■ Task details:
What lines of the data hold the string "title"? Pull each one out.

--*--

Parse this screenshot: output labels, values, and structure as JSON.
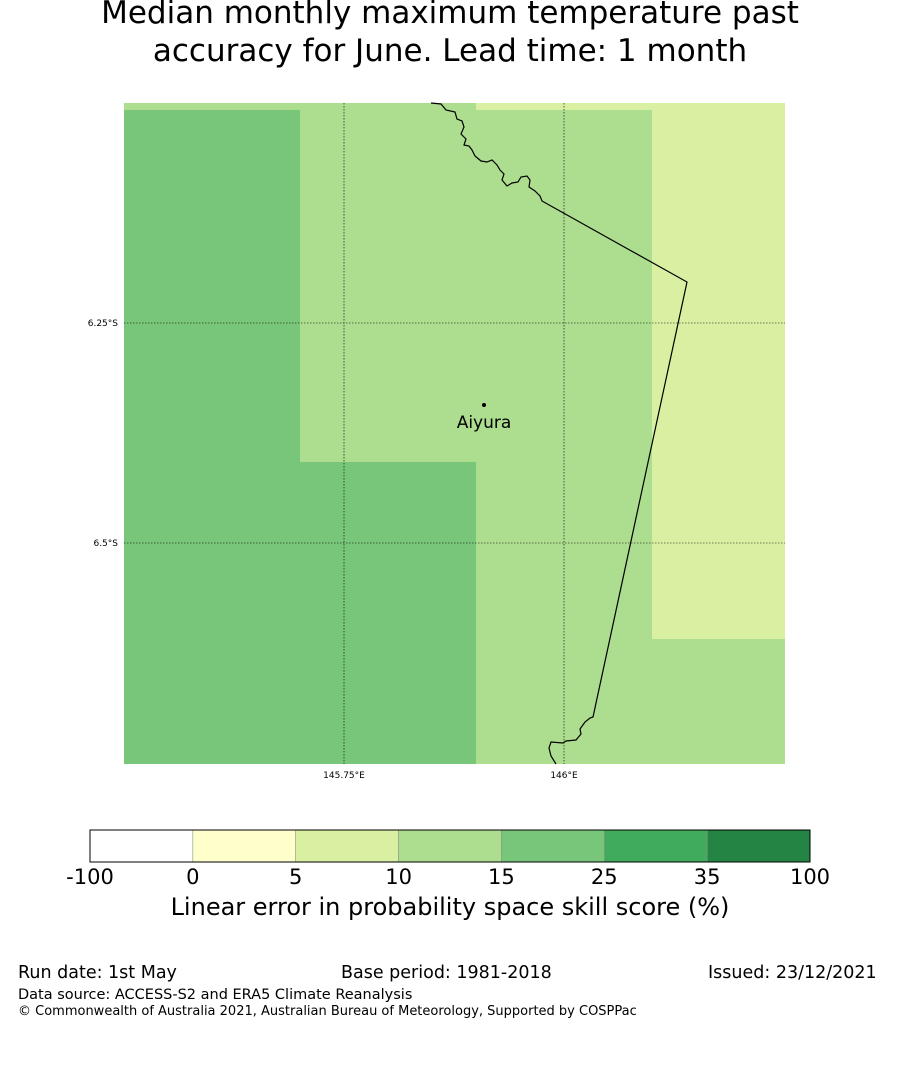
{
  "title": {
    "line1": "Median monthly maximum temperature past",
    "line2": "accuracy for June. Lead time: 1 month"
  },
  "map": {
    "place": "Aiyura",
    "lat_labels": [
      "6.25°S",
      "6.5°S"
    ],
    "lon_labels": [
      "145.75°E",
      "146°E"
    ]
  },
  "colorbar": {
    "title": "Linear error in probability space skill score (%)",
    "tick_labels": [
      "-100",
      "0",
      "5",
      "10",
      "15",
      "25",
      "35",
      "100"
    ],
    "colors": [
      "#ffffff",
      "#ffffcc",
      "#d9f0a3",
      "#addd8e",
      "#78c679",
      "#41ab5d",
      "#238443"
    ]
  },
  "footer": {
    "run_date": "Run date: 1st May",
    "base_period": "Base period: 1981-2018",
    "issued": "Issued: 23/12/2021",
    "data_source": "Data source: ACCESS-S2 and ERA5 Climate Reanalysis",
    "copyright": "© Commonwealth of Australia 2021, Australian Bureau of Meteorology, Supported by COSPPac"
  }
}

--*--

■ Response for this exercise:
  "title": {
    "title": "Linear error in probability space skill score (%)",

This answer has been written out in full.